>> start Extracted data

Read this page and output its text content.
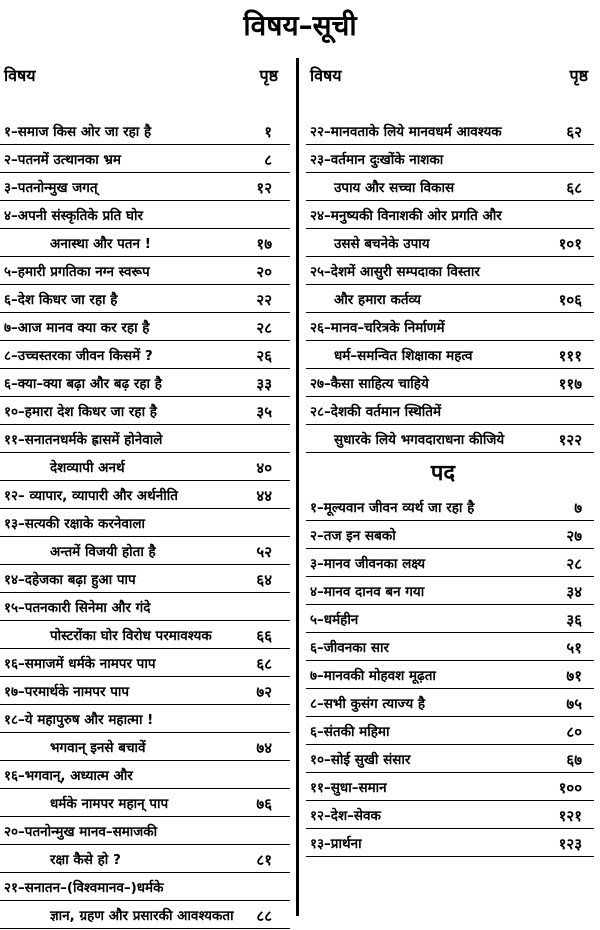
विषय–सूची
विषय	पृष्ठ
१–समाज किस ओर जा रहा है	१
२–पतनमें उत्थानका भ्रम	८
३–पतनोन्मुख जगत्	१२
४–अपनी संस्कृतिके प्रति घोर
अनास्था और पतन !	१७
५–हमारी प्रगतिका नग्न स्वरूप	२०
६–देश किधर जा रहा है	२२
७–आज मानव क्या कर रहा है	२८
८–उच्चस्तरका जीवन किसमें ?	२६
६–क्या–क्या बढ़ा और बढ़ रहा है	३३
१०–हमारा देश किधर जा रहा है	३५
११–सनातनधर्मके ह्रासमें होनेवाले
देशव्यापी अनर्थ	४०
१२– व्यापार, व्यापारी और अर्थनीति	४४
१३–सत्यकी रक्षाके करनेवाला
अन्तमें विजयी होता है	५२
१४–दहेजका बढ़ा हुआ पाप	६४
१५–पतनकारी सिनेमा और गंदे
पोस्टरोंका घोर विरोध परमावश्यक	६६
१६–समाजमें धर्मके नामपर पाप	६८
१७–परमार्थके नामपर पाप	७२
१८–ये महापुरुष और महात्मा !
भगवान् इनसे बचावें	७४
१६–भगवान्, अध्यात्म और
धर्मके नामपर महान् पाप	७६
२०–पतनोन्मुख मानव–समाजकी
रक्षा कैसे हो ?	८१
२१–सनातन–(विश्वमानव–)धर्मके
ज्ञान, ग्रहण और प्रसारकी आवश्यकता ८८
विषय	पृष्ठ
२२–मानवताके लिये मानवधर्म आवश्यक	६२
२३–वर्तमान दुःखोंके नाशका
उपाय और सच्चा विकास	६८
२४–मनुष्यकी विनाशकी ओर प्रगति और
उससे बचनेके उपाय	१०१
२५–देशमें आसुरी सम्पदाका विस्तार
और हमारा कर्तव्य	१०६
२६–मानव–चरित्रके निर्माणमें
धर्म–समन्वित शिक्षाका महत्व	१११
२७–कैसा साहित्य चाहिये	११७
२८–देशकी वर्तमान स्थितिमें
सुधारके लिये भगवदाराधना कीजिये	१२२
पद
१–मूल्यवान जीवन व्यर्थ जा रहा है	७
२–तज इन सबको	२७
३–मानव जीवनका लक्ष्य	२८
४–मानव दानव बन गया	३४
५–धर्महीन	३६
६–जीवनका सार	५१
७–मानवकी मोहवश मूढ़ता	७१
८–सभी कुसंग त्याज्य है	७५
६–संतकी महिमा	८०
१०–सोई सुखी संसार	६७
११–सुधा–समान	१००
१२–देश–सेवक	१२१
१३–प्रार्थना	१२३
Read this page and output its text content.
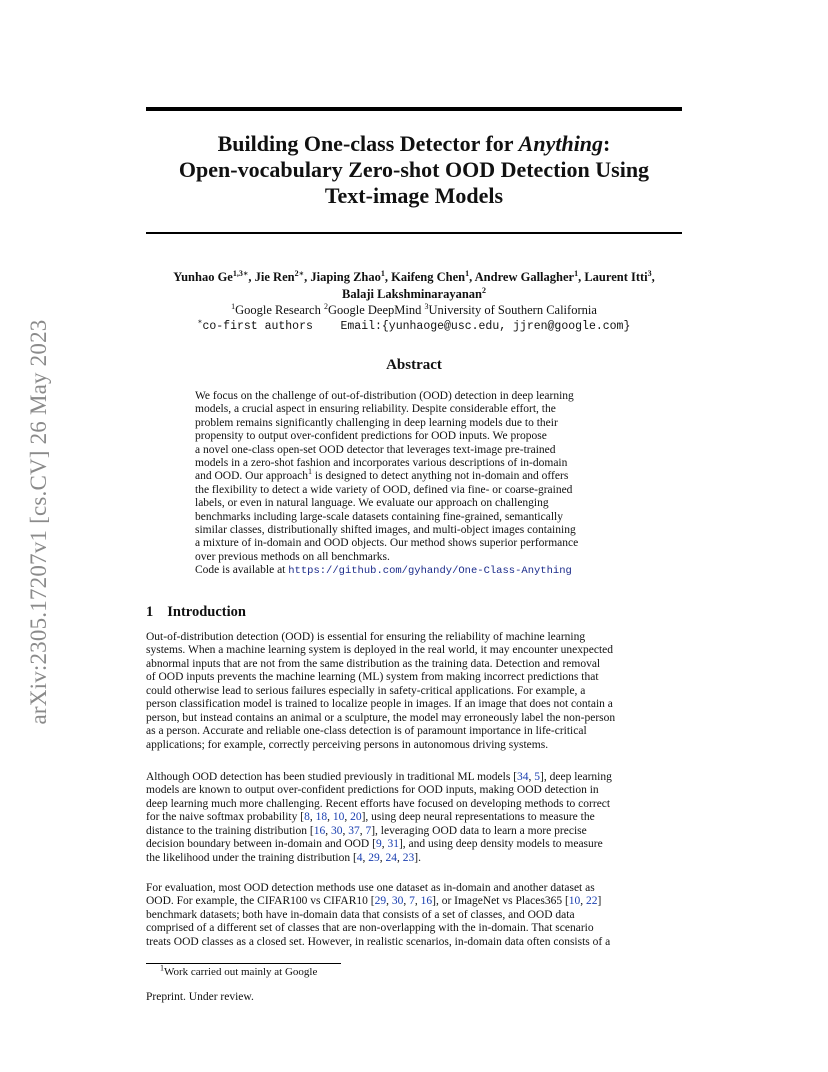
arXiv:2305.17207v1 [cs.CV] 26 May 2023
Building One-class Detector for Anything:
Open-vocabulary Zero-shot OOD Detection Using
Text-image Models
Yunhao $Ge^{1,3∗}$, Jie Ren$^{2∗}$, Jiaping Zhao$^1$, Kaifeng Chen$^1$, Andrew Gallagher$^1$, Laurent Itti$^3$,
Balaji Lakshminarayanan$^2$
$^1$Google Research $^2$Google DeepMind $^3$University of Southern California
∗co-first authors Email:{yunhaoge@usc.edu, jjren@google.com}
Abstract
We focus on the challenge of out-of-distribution (OOD) detection in deep learning
models, a crucial aspect in ensuring reliability. Despite considerable effort, the
problem remains significantly challenging in deep learning models due to their
propensity to output over-confident predictions for OOD inputs. We propose
a novel one-class open-set OOD detector that leverages text-image pre-trained
models in a zero-shot fashion and incorporates various descriptions of in-domain
and OOD. Our approach$^1$ is designed to detect anything not in-domain and offers
the flexibility to detect a wide variety of OOD, defined via fine- or coarse-grained
labels, or even in natural language. We evaluate our approach on challenging
benchmarks including large-scale datasets containing fine-grained, semantically
similar classes, distributionally shifted images, and multi-object images containing
a mixture of in-domain and OOD objects. Our method shows superior performance
over previous methods on all benchmarks.
Code is available at https://github.com/gyhandy/One-Class-Anything
1 Introduction
Out-of-distribution detection (OOD) is essential for ensuring the reliability of machine learning
systems. When a machine learning system is deployed in the real world, it may encounter unexpected
abnormal inputs that are not from the same distribution as the training data. Detection and removal
of OOD inputs prevents the machine learning (ML) system from making incorrect predictions that
could otherwise lead to serious failures especially in safety-critical applications. For example, a
person classification model is trained to localize people in images. If an image that does not contain a
person, but instead contains an animal or a sculpture, the model may erroneously label the non-person
as a person. Accurate and reliable one-class detection is of paramount importance in life-critical
applications; for example, correctly perceiving persons in autonomous driving systems.
Although OOD detection has been studied previously in traditional ML models [34, 5], deep learning
models are known to output over-confident predictions for OOD inputs, making OOD detection in
deep learning much more challenging. Recent efforts have focused on developing methods to correct
for the naive softmax probability [8, 18, 10, 20], using deep neural representations to measure the
distance to the training distribution [16, 30, 37, 7], leveraging OOD data to learn a more precise
decision boundary between in-domain and OOD [9, 31], and using deep density models to measure
the likelihood under the training distribution [4, 29, 24, 23].
For evaluation, most OOD detection methods use one dataset as in-domain and another dataset as
OOD. For example, the CIFAR100 vs CIFAR10 [29, 30, 7, 16], or ImageNet vs Places365 [10, 22]
benchmark datasets; both have in-domain data that consists of a set of classes, and OOD data
comprised of a different set of classes that are non-overlapping with the in-domain. That scenario
treats OOD classes as a closed set. However, in realistic scenarios, in-domain data often consists of a
$^1$Work carried out mainly at Google
Preprint. Under review.
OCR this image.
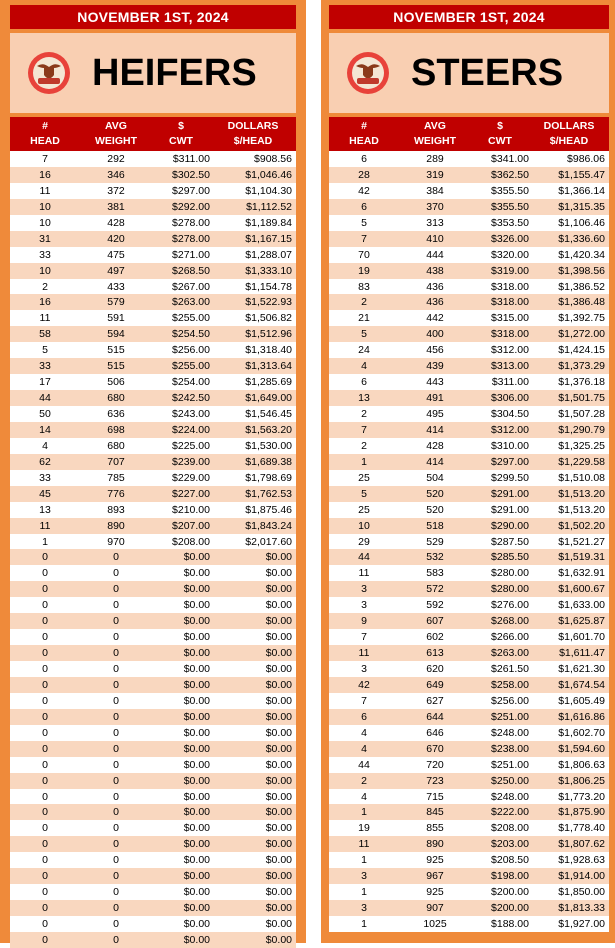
NOVEMBER 1ST, 2024
HEIFERS
#
HEAD
AVG
WEIGHT
$
CWT
DOLLARS
$/HEAD
7	292	$311.00	$908.56
16	346	$302.50	$1,046.46
11	372	$297.00	$1,104.30
10	381	$292.00	$1,112.52
10	428	$278.00	$1,189.84
31	420	$278.00	$1,167.15
33	475	$271.00	$1,288.07
10	497	$268.50	$1,333.10
2	433	$267.00	$1,154.78
16	579	$263.00	$1,522.93
11	591	$255.00	$1,506.82
58	594	$254.50	$1,512.96
5	515	$256.00	$1,318.40
33	515	$255.00	$1,313.64
17	506	$254.00	$1,285.69
44	680	$242.50	$1,649.00
50	636	$243.00	$1,546.45
14	698	$224.00	$1,563.20
4	680	$225.00	$1,530.00
62	707	$239.00	$1,689.38
33	785	$229.00	$1,798.69
45	776	$227.00	$1,762.53
13	893	$210.00	$1,875.46
11	890	$207.00	$1,843.24
1	970	$208.00	$2,017.60
0	0	$0.00	$0.00
0	0	$0.00	$0.00
0	0	$0.00	$0.00
0	0	$0.00	$0.00
0	0	$0.00	$0.00
0	0	$0.00	$0.00
0	0	$0.00	$0.00
0	0	$0.00	$0.00
0	0	$0.00	$0.00
0	0	$0.00	$0.00
0	0	$0.00	$0.00
0	0	$0.00	$0.00
0	0	$0.00	$0.00
0	0	$0.00	$0.00
0	0	$0.00	$0.00
0	0	$0.00	$0.00
0	0	$0.00	$0.00
0	0	$0.00	$0.00
0	0	$0.00	$0.00
0	0	$0.00	$0.00
0	0	$0.00	$0.00
0	0	$0.00	$0.00
0	0	$0.00	$0.00
0	0	$0.00	$0.00
0	0	$0.00	$0.00
NOVEMBER 1ST, 2024
STEERS
#
HEAD
AVG
WEIGHT
$
CWT
DOLLARS
$/HEAD
6	289	$341.00	$986.06
28	319	$362.50	$1,155.47
42	384	$355.50	$1,366.14
6	370	$355.50	$1,315.35
5	313	$353.50	$1,106.46
7	410	$326.00	$1,336.60
70	444	$320.00	$1,420.34
19	438	$319.00	$1,398.56
83	436	$318.00	$1,386.52
2	436	$318.00	$1,386.48
21	442	$315.00	$1,392.75
5	400	$318.00	$1,272.00
24	456	$312.00	$1,424.15
4	439	$313.00	$1,373.29
6	443	$311.00	$1,376.18
13	491	$306.00	$1,501.75
2	495	$304.50	$1,507.28
7	414	$312.00	$1,290.79
2	428	$310.00	$1,325.25
1	414	$297.00	$1,229.58
25	504	$299.50	$1,510.08
5	520	$291.00	$1,513.20
25	520	$291.00	$1,513.20
10	518	$290.00	$1,502.20
29	529	$287.50	$1,521.27
44	532	$285.50	$1,519.31
11	583	$280.00	$1,632.91
3	572	$280.00	$1,600.67
3	592	$276.00	$1,633.00
9	607	$268.00	$1,625.87
7	602	$266.00	$1,601.70
11	613	$263.00	$1,611.47
3	620	$261.50	$1,621.30
42	649	$258.00	$1,674.54
7	627	$256.00	$1,605.49
6	644	$251.00	$1,616.86
4	646	$248.00	$1,602.70
4	670	$238.00	$1,594.60
44	720	$251.00	$1,806.63
2	723	$250.00	$1,806.25
4	715	$248.00	$1,773.20
1	845	$222.00	$1,875.90
19	855	$208.00	$1,778.40
11	890	$203.00	$1,807.62
1	925	$208.50	$1,928.63
3	967	$198.00	$1,914.00
1	925	$200.00	$1,850.00
3	907	$200.00	$1,813.33
1	1025	$188.00	$1,927.00
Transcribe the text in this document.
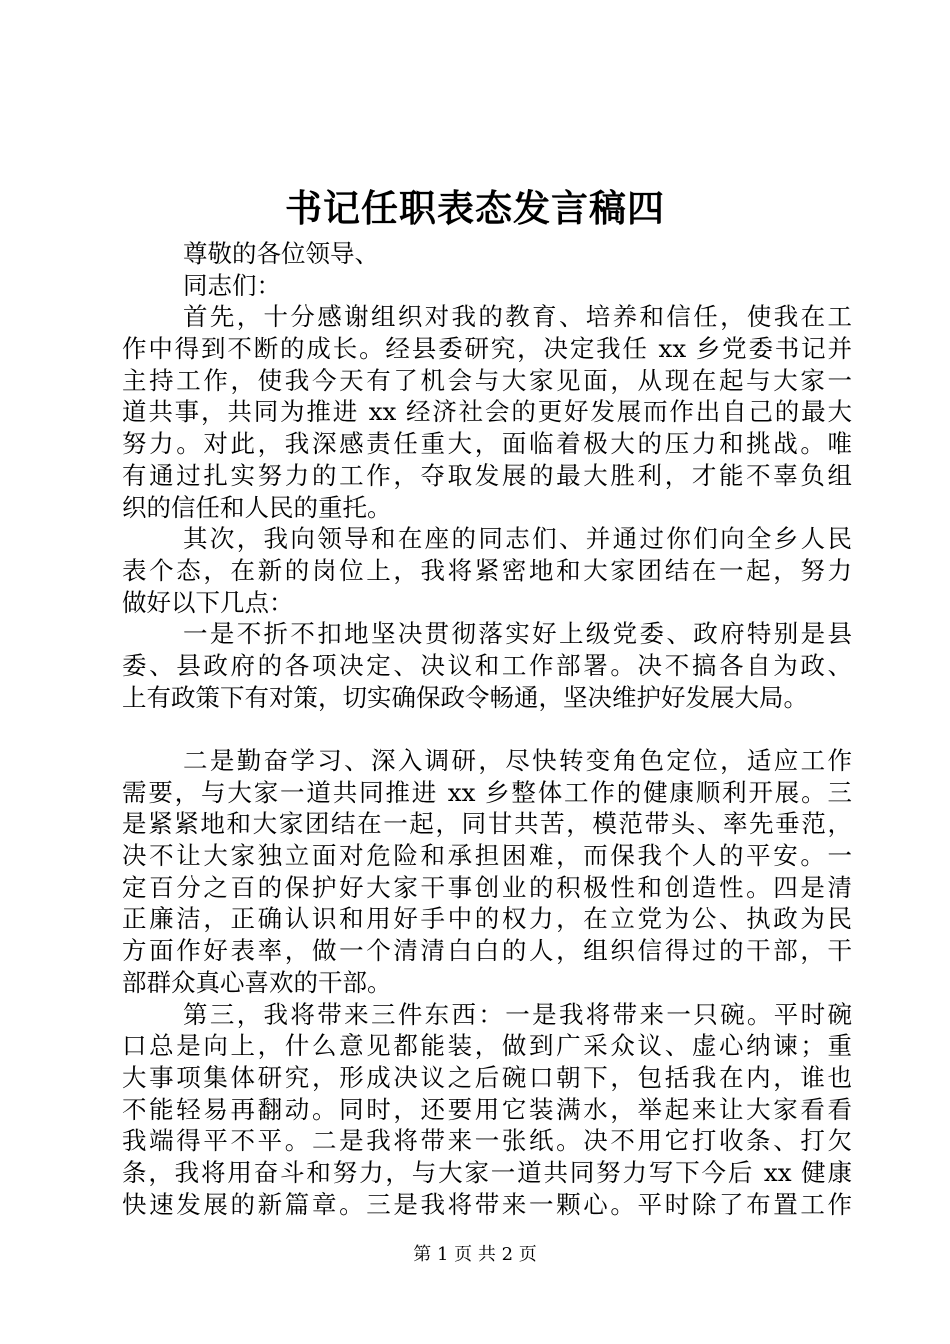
书记任职表态发言稿四
尊敬的各位领导、
同志们：
首先，十分感谢组织对我的教育、培养和信任，使我在工
作中得到不断的成长。经县委研究，决定我任 xx 乡党委书记并
主持工作，使我今天有了机会与大家见面，从现在起与大家一
道共事，共同为推进 xx 经济社会的更好发展而作出自己的最大
努力。对此，我深感责任重大，面临着极大的压力和挑战。唯
有通过扎实努力的工作，夺取发展的最大胜利，才能不辜负组
织的信任和人民的重托。
其次，我向领导和在座的同志们、并通过你们向全乡人民
表个态，在新的岗位上，我将紧密地和大家团结在一起，努力
做好以下几点：
一是不折不扣地坚决贯彻落实好上级党委、政府特别是县
委、县政府的各项决定、决议和工作部署。决不搞各自为政、
上有政策下有对策，切实确保政令畅通，坚决维护好发展大局。
二是勤奋学习、深入调研，尽快转变角色定位，适应工作
需要，与大家一道共同推进 xx 乡整体工作的健康顺利开展。三
是紧紧地和大家团结在一起，同甘共苦，模范带头、率先垂范，
决不让大家独立面对危险和承担困难，而保我个人的平安。一
定百分之百的保护好大家干事创业的积极性和创造性。四是清
正廉洁，正确认识和用好手中的权力，在立党为公、执政为民
方面作好表率，做一个清清白白的人，组织信得过的干部，干
部群众真心喜欢的干部。
第三，我将带来三件东西：一是我将带来一只碗。平时碗
口总是向上，什么意见都能装，做到广采众议、虚心纳谏；重
大事项集体研究，形成决议之后碗口朝下，包括我在内，谁也
不能轻易再翻动。同时，还要用它装满水，举起来让大家看看
我端得平不平。二是我将带来一张纸。决不用它打收条、打欠
条，我将用奋斗和努力，与大家一道共同努力写下今后 xx 健康
快速发展的新篇章。三是我将带来一颗心。平时除了布置工作
第 1 页 共 2 页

>> end Extracted data

[The exercise]: Looking at the entries above, how many lines contain the word "that"? Answer with the number alone.

[Response]: 6